▸ AIM OF THE TASK: Check each line of the material below for "自南向北流", then copy the ones that contain it.

▸ PROVIDED ENTRIES:
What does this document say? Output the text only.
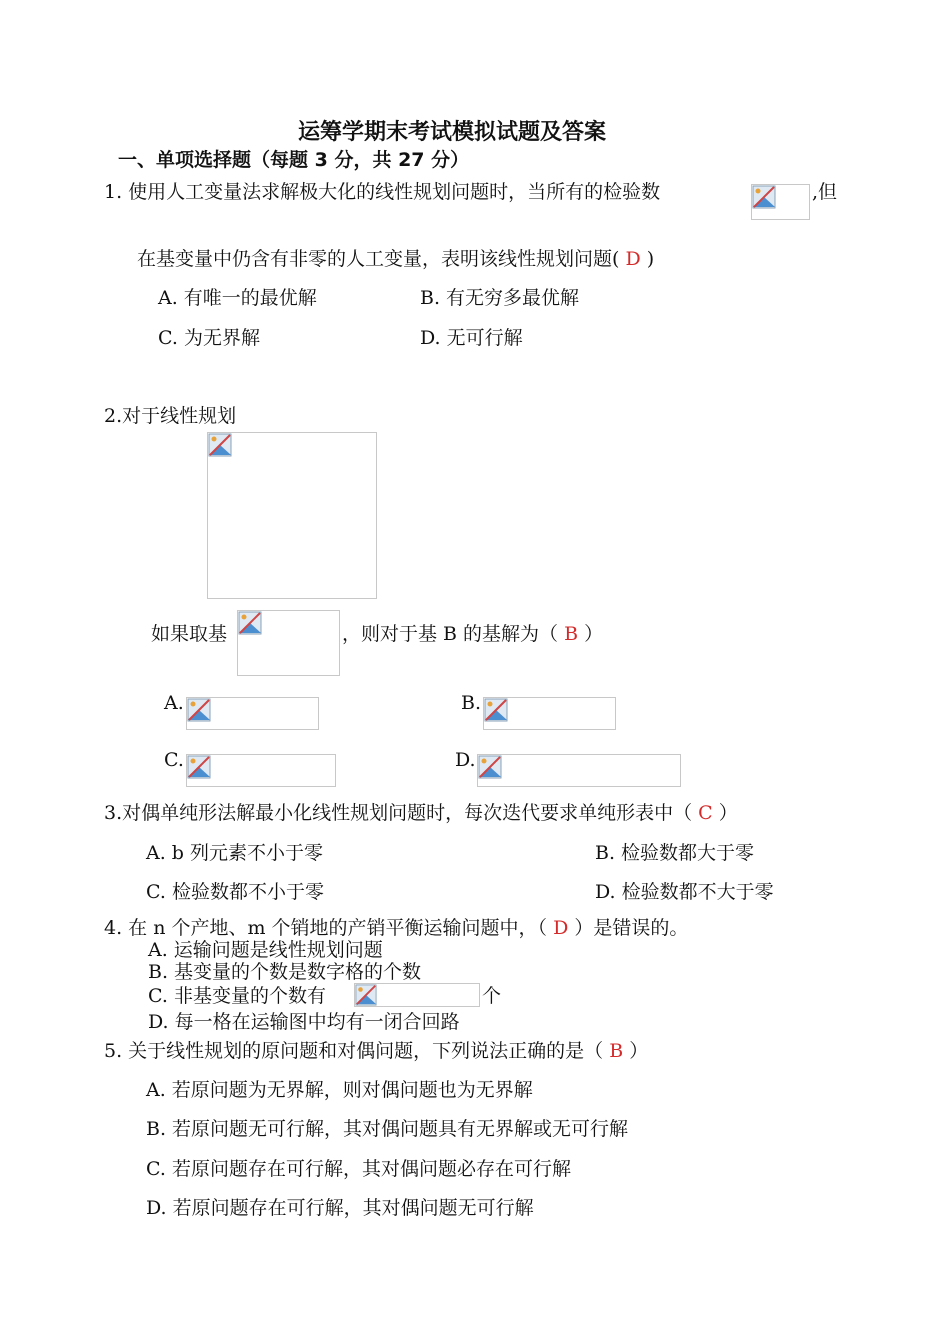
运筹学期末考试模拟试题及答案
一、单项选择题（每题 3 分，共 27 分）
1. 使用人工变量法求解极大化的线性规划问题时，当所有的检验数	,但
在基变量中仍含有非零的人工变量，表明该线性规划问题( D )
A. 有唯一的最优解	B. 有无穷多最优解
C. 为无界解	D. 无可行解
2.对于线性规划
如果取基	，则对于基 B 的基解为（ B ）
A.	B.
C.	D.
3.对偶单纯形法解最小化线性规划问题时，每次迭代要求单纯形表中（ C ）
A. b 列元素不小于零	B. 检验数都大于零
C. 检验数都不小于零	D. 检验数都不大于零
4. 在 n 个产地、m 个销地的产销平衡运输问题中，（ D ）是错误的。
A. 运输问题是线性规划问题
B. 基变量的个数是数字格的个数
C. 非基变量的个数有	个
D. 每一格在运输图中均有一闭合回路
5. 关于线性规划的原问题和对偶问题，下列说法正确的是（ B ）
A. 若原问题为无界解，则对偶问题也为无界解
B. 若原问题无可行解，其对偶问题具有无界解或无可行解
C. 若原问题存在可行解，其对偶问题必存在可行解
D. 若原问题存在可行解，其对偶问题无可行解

* * *

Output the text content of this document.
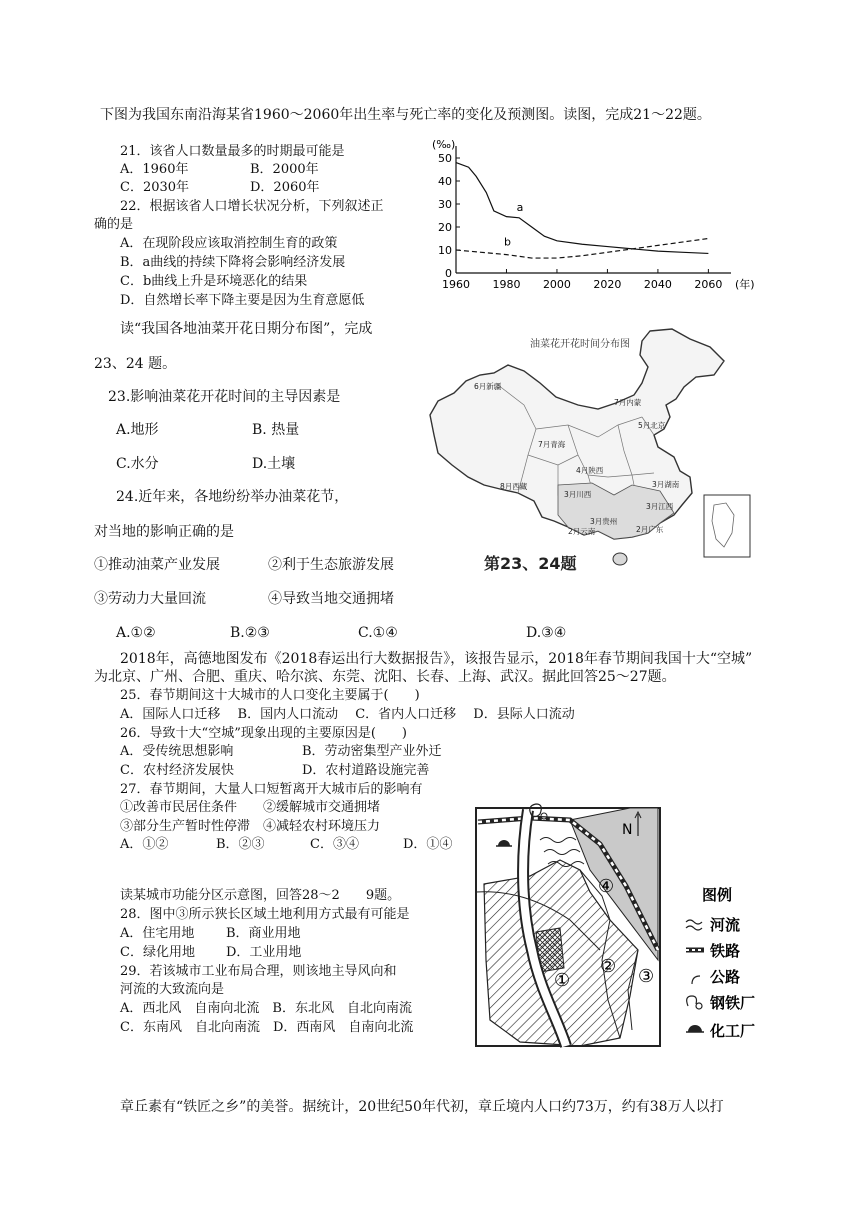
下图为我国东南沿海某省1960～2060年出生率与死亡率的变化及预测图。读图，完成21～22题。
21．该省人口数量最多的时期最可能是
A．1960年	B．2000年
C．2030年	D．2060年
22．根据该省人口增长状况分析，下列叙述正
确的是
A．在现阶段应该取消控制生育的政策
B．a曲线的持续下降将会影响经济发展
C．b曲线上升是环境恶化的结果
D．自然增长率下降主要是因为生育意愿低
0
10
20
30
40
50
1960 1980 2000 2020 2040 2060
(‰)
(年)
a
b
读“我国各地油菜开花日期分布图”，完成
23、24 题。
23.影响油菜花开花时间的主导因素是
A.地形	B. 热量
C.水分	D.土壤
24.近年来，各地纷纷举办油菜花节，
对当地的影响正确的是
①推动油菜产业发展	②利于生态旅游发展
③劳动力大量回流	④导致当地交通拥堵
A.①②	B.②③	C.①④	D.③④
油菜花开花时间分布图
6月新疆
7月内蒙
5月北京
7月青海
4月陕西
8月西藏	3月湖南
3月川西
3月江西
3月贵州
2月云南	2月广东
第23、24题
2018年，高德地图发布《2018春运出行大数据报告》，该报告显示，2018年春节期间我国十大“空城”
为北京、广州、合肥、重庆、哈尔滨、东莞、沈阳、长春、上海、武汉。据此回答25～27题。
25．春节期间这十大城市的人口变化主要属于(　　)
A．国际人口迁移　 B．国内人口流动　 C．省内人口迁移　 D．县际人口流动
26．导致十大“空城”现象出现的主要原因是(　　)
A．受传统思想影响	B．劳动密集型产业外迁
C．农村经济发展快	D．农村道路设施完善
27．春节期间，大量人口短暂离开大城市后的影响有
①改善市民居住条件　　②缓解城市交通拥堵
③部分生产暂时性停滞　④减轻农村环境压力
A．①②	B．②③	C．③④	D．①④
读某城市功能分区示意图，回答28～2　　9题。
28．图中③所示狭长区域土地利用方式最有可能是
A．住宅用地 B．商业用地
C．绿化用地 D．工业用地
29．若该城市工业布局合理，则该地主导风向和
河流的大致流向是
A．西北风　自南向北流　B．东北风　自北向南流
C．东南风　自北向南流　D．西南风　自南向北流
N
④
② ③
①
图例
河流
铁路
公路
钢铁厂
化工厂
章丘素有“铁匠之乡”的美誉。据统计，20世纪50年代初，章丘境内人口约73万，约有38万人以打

▸ IN RESPONSE:
A．西北风　自南向北流　B．东北风　自北向南流
C．东南风　自北向南流　D．西南风　自南向北流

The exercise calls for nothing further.